---- Material shown

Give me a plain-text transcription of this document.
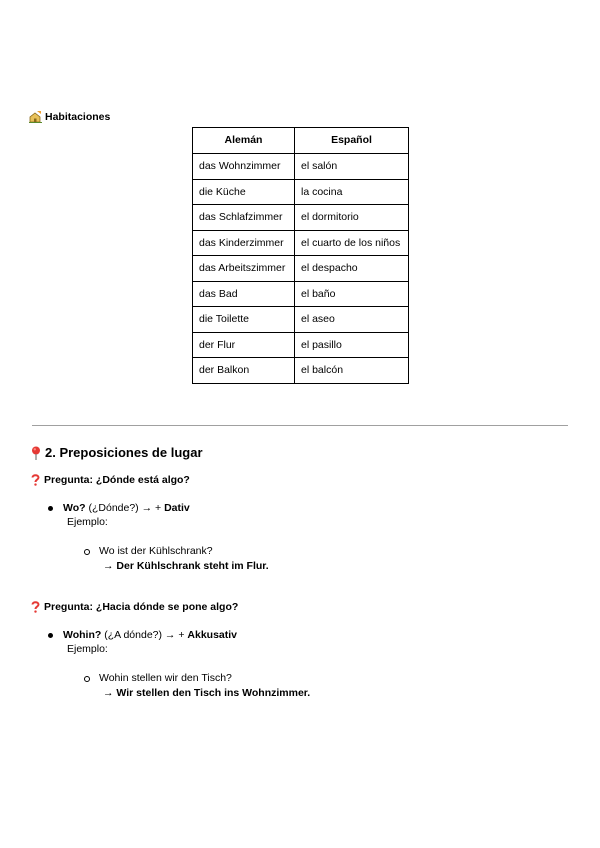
Habitaciones
Alemán	Español
das Wohnzimmer	el salón
die Küche	la cocina
das Schlafzimmer	el dormitorio
das Kinderzimmer	el cuarto de los niños
das Arbeitszimmer	el despacho
das Bad	el baño
die Toilette	el aseo
der Flur	el pasillo
der Balkon	el balcón
2. Preposiciones de lugar
Pregunta: ¿Dónde está algo?
Wo? (¿Dónde?) → + Dativ
Ejemplo:
Wo ist der Kühlschrank?
→ Der Kühlschrank steht im Flur.
Pregunta: ¿Hacia dónde se pone algo?
Wohin? (¿A dónde?) → + Akkusativ
Ejemplo:
Wohin stellen wir den Tisch?
→ Wir stellen den Tisch ins Wohnzimmer.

--------

**Job**: Give an exact reproduction of every line, leaving out any picture.

**Worked solution**:
Give me a plain-text transcription of this document.
Habitaciones
Alemán	Español
das Wohnzimmer	el salón
die Küche	la cocina
das Schlafzimmer	el dormitorio
das Kinderzimmer	el cuarto de los niños
das Arbeitszimmer	el despacho
das Bad	el baño
die Toilette	el aseo
der Flur	el pasillo
der Balkon	el balcón
2. Preposiciones de lugar
Pregunta: ¿Dónde está algo?
Wo? (¿Dónde?) → + Dativ
Ejemplo:
Wo ist der Kühlschrank?
→ Der Kühlschrank steht im Flur.
Pregunta: ¿Hacia dónde se pone algo?
Wohin? (¿A dónde?) → + Akkusativ
Ejemplo:
Wohin stellen wir den Tisch?
→ Wir stellen den Tisch ins Wohnzimmer.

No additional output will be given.